Description of the task –
Write out the material again word for word, dropping any images it holds.

Given data –

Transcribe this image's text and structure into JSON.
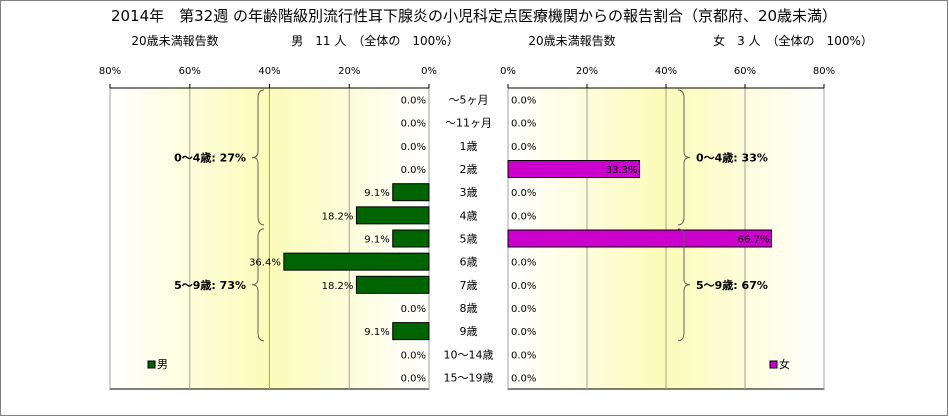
{
  "chart_data": {
    "type": "bar",
    "title": "2014年　第32週 の年齢階級別流行性耳下腺炎の小児科定点医療機関からの報告割合（京都府、20歳未満）",
    "categories": [
      "～5ヶ月",
      "～11ヶ月",
      "1歳",
      "2歳",
      "3歳",
      "4歳",
      "5歳",
      "6歳",
      "7歳",
      "8歳",
      "9歳",
      "10～14歳",
      "15～19歳"
    ],
    "axis_ticks": [
      "80%",
      "60%",
      "40%",
      "20%",
      "0%"
    ],
    "axis_ticks_right": [
      "0%",
      "20%",
      "40%",
      "60%",
      "80%"
    ],
    "xlim": [
      0,
      80
    ],
    "grid": true,
    "series": [
      {
        "name": "男",
        "side": "left",
        "color": "#006400",
        "header_label": "20歳未満報告数",
        "header_total": "男　11 人　（全体の　100%）",
        "values": [
          0,
          0,
          0,
          0,
          9.1,
          18.2,
          9.1,
          36.4,
          18.2,
          0,
          9.1,
          0,
          0
        ],
        "labels": [
          "0.0%",
          "0.0%",
          "0.0%",
          "0.0%",
          "9.1%",
          "18.2%",
          "9.1%",
          "36.4%",
          "18.2%",
          "0.0%",
          "9.1%",
          "0.0%",
          "0.0%"
        ],
        "brackets": [
          {
            "label": "0～4歳: 27%",
            "from": 0,
            "to": 5
          },
          {
            "label": "5～9歳: 73%",
            "from": 6,
            "to": 10
          }
        ],
        "legend": "男"
      },
      {
        "name": "女",
        "side": "right",
        "color": "#cc00cc",
        "header_label": "20歳未満報告数",
        "header_total": "女　3 人　（全体の　100%）",
        "values": [
          0,
          0,
          0,
          33.3,
          0,
          0,
          66.7,
          0,
          0,
          0,
          0,
          0,
          0
        ],
        "labels": [
          "0.0%",
          "0.0%",
          "0.0%",
          "33.3%",
          "0.0%",
          "0.0%",
          "66.7%",
          "0.0%",
          "0.0%",
          "0.0%",
          "0.0%",
          "0.0%",
          "0.0%"
        ],
        "brackets": [
          {
            "label": "0～4歳: 33%",
            "from": 0,
            "to": 5
          },
          {
            "label": "5～9歳: 67%",
            "from": 6,
            "to": 10
          }
        ],
        "legend": "女"
      }
    ]
  }
}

Correct response –
Transcribe this image's text and structure into JSON.
{
  "chart_data": {
    "type": "bar",
    "title": "2014年　第32週 の年齢階級別流行性耳下腺炎の小児科定点医療機関からの報告割合（京都府、20歳未満）",
    "categories": [
      "～5ヶ月",
      "～11ヶ月",
      "1歳",
      "2歳",
      "3歳",
      "4歳",
      "5歳",
      "6歳",
      "7歳",
      "8歳",
      "9歳",
      "10～14歳",
      "15～19歳"
    ],
    "axis_ticks": [
      "80%",
      "60%",
      "40%",
      "20%",
      "0%"
    ],
    "axis_ticks_right": [
      "0%",
      "20%",
      "40%",
      "60%",
      "80%"
    ],
    "xlim": [
      0,
      80
    ],
    "grid": true,
    "series": [
      {
        "name": "男",
        "side": "left",
        "color": "#006400",
        "header_label": "20歳未満報告数",
        "header_total": "男　11 人　（全体の　100%）",
        "values": [
          0,
          0,
          0,
          0,
          9.1,
          18.2,
          9.1,
          36.4,
          18.2,
          0,
          9.1,
          0,
          0
        ],
        "labels": [
          "0.0%",
          "0.0%",
          "0.0%",
          "0.0%",
          "9.1%",
          "18.2%",
          "9.1%",
          "36.4%",
          "18.2%",
          "0.0%",
          "9.1%",
          "0.0%",
          "0.0%"
        ],
        "brackets": [
          {
            "label": "0～4歳: 27%",
            "from": 0,
            "to": 5
          },
          {
            "label": "5～9歳: 73%",
            "from": 6,
            "to": 10
          }
        ],
        "legend": "男"
      },
      {
        "name": "女",
        "side": "right",
        "color": "#cc00cc",
        "header_label": "20歳未満報告数",
        "header_total": "女　3 人　（全体の　100%）",
        "values": [
          0,
          0,
          0,
          33.3,
          0,
          0,
          66.7,
          0,
          0,
          0,
          0,
          0,
          0
        ],
        "labels": [
          "0.0%",
          "0.0%",
          "0.0%",
          "33.3%",
          "0.0%",
          "0.0%",
          "66.7%",
          "0.0%",
          "0.0%",
          "0.0%",
          "0.0%",
          "0.0%",
          "0.0%"
        ],
        "brackets": [
          {
            "label": "0～4歳: 33%",
            "from": 0,
            "to": 5
          },
          {
            "label": "5～9歳: 67%",
            "from": 6,
            "to": 10
          }
        ],
        "legend": "女"
      }
    ]
  }
}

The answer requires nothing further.